▶ OBJECTIVE
Where does the string "รายงานการเย" appear? Copy every line of the entries below that holds it.

▶ EXTRACTED ENTRIES
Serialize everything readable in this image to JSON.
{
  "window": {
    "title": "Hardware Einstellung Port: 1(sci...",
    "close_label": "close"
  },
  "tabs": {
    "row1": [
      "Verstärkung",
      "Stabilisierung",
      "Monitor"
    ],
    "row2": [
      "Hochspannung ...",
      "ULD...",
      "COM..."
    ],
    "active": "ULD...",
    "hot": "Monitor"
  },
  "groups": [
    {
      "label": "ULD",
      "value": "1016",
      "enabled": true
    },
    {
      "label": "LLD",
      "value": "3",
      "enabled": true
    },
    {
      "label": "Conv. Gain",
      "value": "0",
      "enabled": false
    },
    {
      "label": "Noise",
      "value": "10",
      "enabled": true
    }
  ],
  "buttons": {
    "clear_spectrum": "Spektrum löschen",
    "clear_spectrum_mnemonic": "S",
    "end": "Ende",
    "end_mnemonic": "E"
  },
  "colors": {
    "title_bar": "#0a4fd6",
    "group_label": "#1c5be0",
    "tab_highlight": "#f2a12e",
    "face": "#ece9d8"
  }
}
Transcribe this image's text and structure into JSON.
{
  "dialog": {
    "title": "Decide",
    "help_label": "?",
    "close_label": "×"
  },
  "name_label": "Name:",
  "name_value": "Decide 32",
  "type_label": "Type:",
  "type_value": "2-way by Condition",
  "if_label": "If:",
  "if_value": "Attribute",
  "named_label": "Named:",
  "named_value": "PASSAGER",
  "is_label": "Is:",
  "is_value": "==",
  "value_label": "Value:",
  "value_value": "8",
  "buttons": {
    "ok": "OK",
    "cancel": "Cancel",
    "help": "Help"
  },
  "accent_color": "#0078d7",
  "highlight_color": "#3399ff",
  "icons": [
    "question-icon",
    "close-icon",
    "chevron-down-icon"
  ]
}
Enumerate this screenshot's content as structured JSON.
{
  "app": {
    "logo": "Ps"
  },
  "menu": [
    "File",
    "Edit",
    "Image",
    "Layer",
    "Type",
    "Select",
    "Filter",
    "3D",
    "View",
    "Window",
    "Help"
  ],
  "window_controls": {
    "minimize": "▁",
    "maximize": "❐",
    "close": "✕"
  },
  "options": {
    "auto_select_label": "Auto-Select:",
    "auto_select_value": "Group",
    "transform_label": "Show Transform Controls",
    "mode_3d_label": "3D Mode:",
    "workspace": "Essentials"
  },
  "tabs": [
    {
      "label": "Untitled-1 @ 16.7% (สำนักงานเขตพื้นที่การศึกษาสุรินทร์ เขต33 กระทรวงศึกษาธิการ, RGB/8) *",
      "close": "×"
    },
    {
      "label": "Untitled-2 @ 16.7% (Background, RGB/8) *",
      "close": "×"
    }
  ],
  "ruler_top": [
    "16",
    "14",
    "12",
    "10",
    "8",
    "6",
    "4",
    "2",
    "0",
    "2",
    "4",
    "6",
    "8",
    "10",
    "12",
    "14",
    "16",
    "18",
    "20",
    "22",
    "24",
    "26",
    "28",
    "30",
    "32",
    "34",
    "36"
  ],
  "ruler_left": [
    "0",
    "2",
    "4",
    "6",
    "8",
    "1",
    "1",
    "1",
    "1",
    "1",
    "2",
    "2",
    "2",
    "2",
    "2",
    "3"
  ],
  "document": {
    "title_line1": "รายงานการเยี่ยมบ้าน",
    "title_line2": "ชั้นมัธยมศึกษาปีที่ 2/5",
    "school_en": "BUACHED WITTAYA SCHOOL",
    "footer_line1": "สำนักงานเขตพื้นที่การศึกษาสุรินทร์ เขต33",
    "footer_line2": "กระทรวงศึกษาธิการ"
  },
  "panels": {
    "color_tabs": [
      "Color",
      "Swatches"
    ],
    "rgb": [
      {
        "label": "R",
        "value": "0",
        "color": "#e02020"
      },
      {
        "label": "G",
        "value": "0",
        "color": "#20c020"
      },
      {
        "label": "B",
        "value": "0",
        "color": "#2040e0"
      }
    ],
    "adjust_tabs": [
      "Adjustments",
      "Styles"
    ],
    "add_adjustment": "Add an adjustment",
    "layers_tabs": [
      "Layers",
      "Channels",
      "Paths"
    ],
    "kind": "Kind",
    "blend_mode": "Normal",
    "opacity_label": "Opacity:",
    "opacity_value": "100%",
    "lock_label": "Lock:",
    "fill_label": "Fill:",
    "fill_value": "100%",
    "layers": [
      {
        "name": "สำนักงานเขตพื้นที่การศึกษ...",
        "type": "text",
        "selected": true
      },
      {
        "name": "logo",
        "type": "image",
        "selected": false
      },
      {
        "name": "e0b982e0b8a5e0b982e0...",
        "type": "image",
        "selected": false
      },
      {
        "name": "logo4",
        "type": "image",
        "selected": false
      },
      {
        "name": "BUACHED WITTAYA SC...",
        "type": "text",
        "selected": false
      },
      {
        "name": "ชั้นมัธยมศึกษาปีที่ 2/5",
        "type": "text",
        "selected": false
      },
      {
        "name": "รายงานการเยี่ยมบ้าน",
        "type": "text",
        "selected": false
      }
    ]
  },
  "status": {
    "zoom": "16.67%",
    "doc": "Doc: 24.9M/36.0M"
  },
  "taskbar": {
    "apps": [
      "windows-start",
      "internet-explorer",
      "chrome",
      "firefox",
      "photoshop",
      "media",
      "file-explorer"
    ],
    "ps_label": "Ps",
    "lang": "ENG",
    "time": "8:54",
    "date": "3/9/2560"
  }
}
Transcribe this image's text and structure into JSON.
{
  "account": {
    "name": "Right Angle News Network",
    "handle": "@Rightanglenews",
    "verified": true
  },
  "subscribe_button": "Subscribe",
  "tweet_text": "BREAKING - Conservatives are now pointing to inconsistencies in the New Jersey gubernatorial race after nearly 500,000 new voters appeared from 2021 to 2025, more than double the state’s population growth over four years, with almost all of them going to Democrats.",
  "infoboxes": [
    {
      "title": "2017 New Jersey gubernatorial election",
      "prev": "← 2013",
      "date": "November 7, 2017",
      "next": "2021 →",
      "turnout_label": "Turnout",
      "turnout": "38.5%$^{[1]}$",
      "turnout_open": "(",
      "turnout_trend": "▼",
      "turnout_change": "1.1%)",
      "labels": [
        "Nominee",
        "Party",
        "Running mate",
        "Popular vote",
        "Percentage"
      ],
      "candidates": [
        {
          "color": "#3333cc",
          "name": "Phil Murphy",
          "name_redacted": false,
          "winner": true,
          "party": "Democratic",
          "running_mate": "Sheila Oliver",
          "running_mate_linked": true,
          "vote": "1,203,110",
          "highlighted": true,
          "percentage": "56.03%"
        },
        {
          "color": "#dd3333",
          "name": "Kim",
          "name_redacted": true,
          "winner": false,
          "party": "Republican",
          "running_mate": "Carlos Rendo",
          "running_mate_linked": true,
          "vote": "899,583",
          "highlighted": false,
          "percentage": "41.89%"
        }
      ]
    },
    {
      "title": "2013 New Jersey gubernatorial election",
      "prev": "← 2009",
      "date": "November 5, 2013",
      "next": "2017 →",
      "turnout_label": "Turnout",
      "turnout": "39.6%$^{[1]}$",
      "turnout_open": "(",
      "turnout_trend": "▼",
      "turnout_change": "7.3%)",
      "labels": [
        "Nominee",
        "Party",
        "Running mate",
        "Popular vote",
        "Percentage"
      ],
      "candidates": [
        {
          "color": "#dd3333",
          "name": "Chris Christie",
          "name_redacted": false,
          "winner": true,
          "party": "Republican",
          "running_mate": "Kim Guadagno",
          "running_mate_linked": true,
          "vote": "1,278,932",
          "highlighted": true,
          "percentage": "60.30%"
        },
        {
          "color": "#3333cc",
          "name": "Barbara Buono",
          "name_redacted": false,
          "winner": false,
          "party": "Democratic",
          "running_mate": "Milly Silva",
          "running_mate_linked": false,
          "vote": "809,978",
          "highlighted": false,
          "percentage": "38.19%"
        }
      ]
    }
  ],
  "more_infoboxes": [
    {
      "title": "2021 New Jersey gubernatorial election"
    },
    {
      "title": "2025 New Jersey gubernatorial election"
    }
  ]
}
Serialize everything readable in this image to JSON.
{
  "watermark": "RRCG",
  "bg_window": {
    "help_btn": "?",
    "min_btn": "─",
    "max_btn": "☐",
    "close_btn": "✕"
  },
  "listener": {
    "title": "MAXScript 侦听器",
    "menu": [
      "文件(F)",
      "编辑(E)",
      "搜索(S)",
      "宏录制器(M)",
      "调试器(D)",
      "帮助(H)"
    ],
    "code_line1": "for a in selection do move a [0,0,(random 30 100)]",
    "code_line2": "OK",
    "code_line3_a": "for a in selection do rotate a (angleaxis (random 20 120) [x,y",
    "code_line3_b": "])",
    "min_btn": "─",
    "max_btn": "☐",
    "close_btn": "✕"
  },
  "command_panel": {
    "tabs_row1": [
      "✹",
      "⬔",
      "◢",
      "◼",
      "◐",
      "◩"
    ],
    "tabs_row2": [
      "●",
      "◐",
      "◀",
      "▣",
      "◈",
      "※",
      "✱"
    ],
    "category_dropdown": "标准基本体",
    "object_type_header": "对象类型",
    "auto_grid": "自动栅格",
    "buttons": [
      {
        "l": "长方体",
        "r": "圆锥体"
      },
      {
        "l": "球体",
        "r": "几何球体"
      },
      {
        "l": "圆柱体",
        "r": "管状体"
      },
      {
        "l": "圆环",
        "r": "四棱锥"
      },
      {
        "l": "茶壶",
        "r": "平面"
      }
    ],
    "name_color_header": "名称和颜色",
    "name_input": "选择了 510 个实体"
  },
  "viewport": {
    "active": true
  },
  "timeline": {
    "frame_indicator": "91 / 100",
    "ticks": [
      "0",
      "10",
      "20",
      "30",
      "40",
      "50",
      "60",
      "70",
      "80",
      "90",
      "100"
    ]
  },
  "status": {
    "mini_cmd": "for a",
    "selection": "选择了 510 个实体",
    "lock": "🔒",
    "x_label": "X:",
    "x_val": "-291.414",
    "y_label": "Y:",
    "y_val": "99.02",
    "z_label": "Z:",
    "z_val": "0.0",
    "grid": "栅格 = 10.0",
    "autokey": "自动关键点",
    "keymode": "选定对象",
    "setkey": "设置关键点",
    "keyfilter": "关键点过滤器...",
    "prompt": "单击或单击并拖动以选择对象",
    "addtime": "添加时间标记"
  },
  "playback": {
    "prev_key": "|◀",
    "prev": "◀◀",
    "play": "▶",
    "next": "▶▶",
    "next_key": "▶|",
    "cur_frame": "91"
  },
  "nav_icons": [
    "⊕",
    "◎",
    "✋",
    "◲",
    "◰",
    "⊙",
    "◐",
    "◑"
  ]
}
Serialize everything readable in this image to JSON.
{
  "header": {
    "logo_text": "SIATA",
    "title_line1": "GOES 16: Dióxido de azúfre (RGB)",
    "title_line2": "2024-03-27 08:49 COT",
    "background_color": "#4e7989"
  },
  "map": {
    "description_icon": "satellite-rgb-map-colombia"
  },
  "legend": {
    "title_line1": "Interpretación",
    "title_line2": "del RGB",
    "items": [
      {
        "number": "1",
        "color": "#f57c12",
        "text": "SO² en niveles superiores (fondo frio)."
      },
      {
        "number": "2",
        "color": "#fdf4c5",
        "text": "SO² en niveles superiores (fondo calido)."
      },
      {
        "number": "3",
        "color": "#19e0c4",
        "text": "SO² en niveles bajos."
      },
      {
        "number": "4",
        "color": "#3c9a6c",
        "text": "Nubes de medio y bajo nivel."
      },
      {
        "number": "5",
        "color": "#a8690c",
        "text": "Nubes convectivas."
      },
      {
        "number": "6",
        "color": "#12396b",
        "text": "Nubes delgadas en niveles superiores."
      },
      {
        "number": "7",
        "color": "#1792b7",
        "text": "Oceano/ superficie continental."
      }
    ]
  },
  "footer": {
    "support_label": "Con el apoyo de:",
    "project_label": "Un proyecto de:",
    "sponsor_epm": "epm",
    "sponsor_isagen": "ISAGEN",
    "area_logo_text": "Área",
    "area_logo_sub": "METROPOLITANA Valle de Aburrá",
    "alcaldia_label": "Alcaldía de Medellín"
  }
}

▶ SOLUTION
    "title_line1": "รายงานการเยี่ยมบ้าน",
        "name": "รายงานการเยี่ยมบ้าน",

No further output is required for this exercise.